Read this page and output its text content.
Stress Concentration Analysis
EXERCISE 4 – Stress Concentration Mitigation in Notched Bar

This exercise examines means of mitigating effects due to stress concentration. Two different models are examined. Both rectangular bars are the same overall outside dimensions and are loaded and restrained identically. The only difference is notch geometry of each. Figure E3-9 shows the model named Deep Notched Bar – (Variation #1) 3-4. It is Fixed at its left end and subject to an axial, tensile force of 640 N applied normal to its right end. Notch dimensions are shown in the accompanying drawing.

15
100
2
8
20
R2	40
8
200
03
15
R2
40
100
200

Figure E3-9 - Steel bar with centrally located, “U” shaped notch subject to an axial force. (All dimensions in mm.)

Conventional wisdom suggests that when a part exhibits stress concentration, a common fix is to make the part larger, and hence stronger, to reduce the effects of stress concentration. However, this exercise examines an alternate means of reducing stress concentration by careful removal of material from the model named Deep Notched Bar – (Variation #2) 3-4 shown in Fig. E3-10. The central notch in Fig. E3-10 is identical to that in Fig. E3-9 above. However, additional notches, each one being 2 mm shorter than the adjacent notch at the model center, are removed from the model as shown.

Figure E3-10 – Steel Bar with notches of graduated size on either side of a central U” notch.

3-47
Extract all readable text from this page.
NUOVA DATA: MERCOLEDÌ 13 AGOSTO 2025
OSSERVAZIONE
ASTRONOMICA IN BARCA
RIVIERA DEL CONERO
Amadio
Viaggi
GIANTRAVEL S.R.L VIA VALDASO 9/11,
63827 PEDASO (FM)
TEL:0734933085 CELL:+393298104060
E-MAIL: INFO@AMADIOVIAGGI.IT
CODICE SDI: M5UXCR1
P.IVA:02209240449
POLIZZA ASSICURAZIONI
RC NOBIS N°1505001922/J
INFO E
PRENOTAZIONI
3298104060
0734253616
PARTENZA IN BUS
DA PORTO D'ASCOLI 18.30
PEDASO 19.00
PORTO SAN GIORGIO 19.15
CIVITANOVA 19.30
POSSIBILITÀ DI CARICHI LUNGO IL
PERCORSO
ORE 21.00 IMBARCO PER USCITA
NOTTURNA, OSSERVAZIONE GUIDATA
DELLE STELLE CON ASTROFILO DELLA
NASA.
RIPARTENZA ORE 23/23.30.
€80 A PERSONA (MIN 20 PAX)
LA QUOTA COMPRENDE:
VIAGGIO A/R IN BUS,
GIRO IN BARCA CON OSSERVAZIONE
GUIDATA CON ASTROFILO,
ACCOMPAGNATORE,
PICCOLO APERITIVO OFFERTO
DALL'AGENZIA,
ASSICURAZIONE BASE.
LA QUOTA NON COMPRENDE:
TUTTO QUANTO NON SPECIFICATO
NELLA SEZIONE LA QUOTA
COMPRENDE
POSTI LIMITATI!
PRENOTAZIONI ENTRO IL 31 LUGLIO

━━━━━━━━━━━━━━━━━━━━

What you are asked to do => Transcribe every line of the data, exactly as it stands.

Task output =>
Read this page and output its text content.
Stress Concentration Analysis
EXERCISE 4 – Stress Concentration Mitigation in Notched Bar

This exercise examines means of mitigating effects due to stress concentration. Two different models are examined. Both rectangular bars are the same overall outside dimensions and are loaded and restrained identically. The only difference is notch geometry of each. Figure E3-9 shows the model named Deep Notched Bar – (Variation #1) 3-4. It is Fixed at its left end and subject to an axial, tensile force of 640 N applied normal to its right end. Notch dimensions are shown in the accompanying drawing.

15
100
2
8
20
R2	40
8
200
03
15
R2
40
100
200

Figure E3-9 - Steel bar with centrally located, “U” shaped notch subject to an axial force. (All dimensions in mm.)

Conventional wisdom suggests that when a part exhibits stress concentration, a common fix is to make the part larger, and hence stronger, to reduce the effects of stress concentration. However, this exercise examines an alternate means of reducing stress concentration by careful removal of material from the model named Deep Notched Bar – (Variation #2) 3-4 shown in Fig. E3-10. The central notch in Fig. E3-10 is identical to that in Fig. E3-9 above. However, additional notches, each one being 2 mm shorter than the adjacent notch at the model center, are removed from the model as shown.

Figure E3-10 – Steel Bar with notches of graduated size on either side of a central U” notch.

3-47
Extract all readable text from this page.
NUOVA DATA: MERCOLEDÌ 13 AGOSTO 2025
OSSERVAZIONE
ASTRONOMICA IN BARCA
RIVIERA DEL CONERO
Amadio
Viaggi
GIANTRAVEL S.R.L VIA VALDASO 9/11,
63827 PEDASO (FM)
TEL:0734933085 CELL:+393298104060
E-MAIL: INFO@AMADIOVIAGGI.IT
CODICE SDI: M5UXCR1
P.IVA:02209240449
POLIZZA ASSICURAZIONI
RC NOBIS N°1505001922/J
INFO E
PRENOTAZIONI
3298104060
0734253616
PARTENZA IN BUS
DA PORTO D'ASCOLI 18.30
PEDASO 19.00
PORTO SAN GIORGIO 19.15
CIVITANOVA 19.30
POSSIBILITÀ DI CARICHI LUNGO IL
PERCORSO
ORE 21.00 IMBARCO PER USCITA
NOTTURNA, OSSERVAZIONE GUIDATA
DELLE STELLE CON ASTROFILO DELLA
NASA.
RIPARTENZA ORE 23/23.30.
€80 A PERSONA (MIN 20 PAX)
LA QUOTA COMPRENDE:
VIAGGIO A/R IN BUS,
GIRO IN BARCA CON OSSERVAZIONE
GUIDATA CON ASTROFILO,
ACCOMPAGNATORE,
PICCOLO APERITIVO OFFERTO
DALL'AGENZIA,
ASSICURAZIONE BASE.
LA QUOTA NON COMPRENDE:
TUTTO QUANTO NON SPECIFICATO
NELLA SEZIONE LA QUOTA
COMPRENDE
POSTI LIMITATI!
PRENOTAZIONI ENTRO IL 31 LUGLIO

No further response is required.